● **Problem requirements**
Copy the records below exactly as they are written.

— Begin Provided records —

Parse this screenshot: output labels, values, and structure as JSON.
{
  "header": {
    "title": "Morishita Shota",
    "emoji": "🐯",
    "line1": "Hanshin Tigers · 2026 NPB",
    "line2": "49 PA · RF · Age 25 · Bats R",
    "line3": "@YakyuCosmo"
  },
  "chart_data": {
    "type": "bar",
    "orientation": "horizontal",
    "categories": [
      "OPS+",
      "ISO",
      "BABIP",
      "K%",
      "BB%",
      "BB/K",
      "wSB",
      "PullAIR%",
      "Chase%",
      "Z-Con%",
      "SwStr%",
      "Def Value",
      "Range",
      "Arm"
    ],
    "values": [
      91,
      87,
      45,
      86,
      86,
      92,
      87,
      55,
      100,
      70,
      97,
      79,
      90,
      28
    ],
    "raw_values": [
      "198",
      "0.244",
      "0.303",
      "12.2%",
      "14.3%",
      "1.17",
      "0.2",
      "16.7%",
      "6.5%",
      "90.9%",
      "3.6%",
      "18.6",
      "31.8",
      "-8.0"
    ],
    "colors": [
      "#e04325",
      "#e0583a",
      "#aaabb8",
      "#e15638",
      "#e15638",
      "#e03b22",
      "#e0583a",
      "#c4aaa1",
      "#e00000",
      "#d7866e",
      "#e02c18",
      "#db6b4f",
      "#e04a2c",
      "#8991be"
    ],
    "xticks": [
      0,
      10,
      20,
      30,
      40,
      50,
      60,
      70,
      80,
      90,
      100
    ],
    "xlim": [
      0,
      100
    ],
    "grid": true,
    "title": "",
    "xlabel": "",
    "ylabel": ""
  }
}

— End Provided records —

● **Task response**
Parse this screenshot: output labels, values, and structure as JSON.
{
  "header": {
    "title": "Morishita Shota",
    "emoji": "🐯",
    "line1": "Hanshin Tigers · 2026 NPB",
    "line2": "49 PA · RF · Age 25 · Bats R",
    "line3": "@YakyuCosmo"
  },
  "chart_data": {
    "type": "bar",
    "orientation": "horizontal",
    "categories": [
      "OPS+",
      "ISO",
      "BABIP",
      "K%",
      "BB%",
      "BB/K",
      "wSB",
      "PullAIR%",
      "Chase%",
      "Z-Con%",
      "SwStr%",
      "Def Value",
      "Range",
      "Arm"
    ],
    "values": [
      91,
      87,
      45,
      86,
      86,
      92,
      87,
      55,
      100,
      70,
      97,
      79,
      90,
      28
    ],
    "raw_values": [
      "198",
      "0.244",
      "0.303",
      "12.2%",
      "14.3%",
      "1.17",
      "0.2",
      "16.7%",
      "6.5%",
      "90.9%",
      "3.6%",
      "18.6",
      "31.8",
      "-8.0"
    ],
    "colors": [
      "#e04325",
      "#e0583a",
      "#aaabb8",
      "#e15638",
      "#e15638",
      "#e03b22",
      "#e0583a",
      "#c4aaa1",
      "#e00000",
      "#d7866e",
      "#e02c18",
      "#db6b4f",
      "#e04a2c",
      "#8991be"
    ],
    "xticks": [
      0,
      10,
      20,
      30,
      40,
      50,
      60,
      70,
      80,
      90,
      100
    ],
    "xlim": [
      0,
      100
    ],
    "grid": true,
    "title": "",
    "xlabel": "",
    "ylabel": ""
  }
}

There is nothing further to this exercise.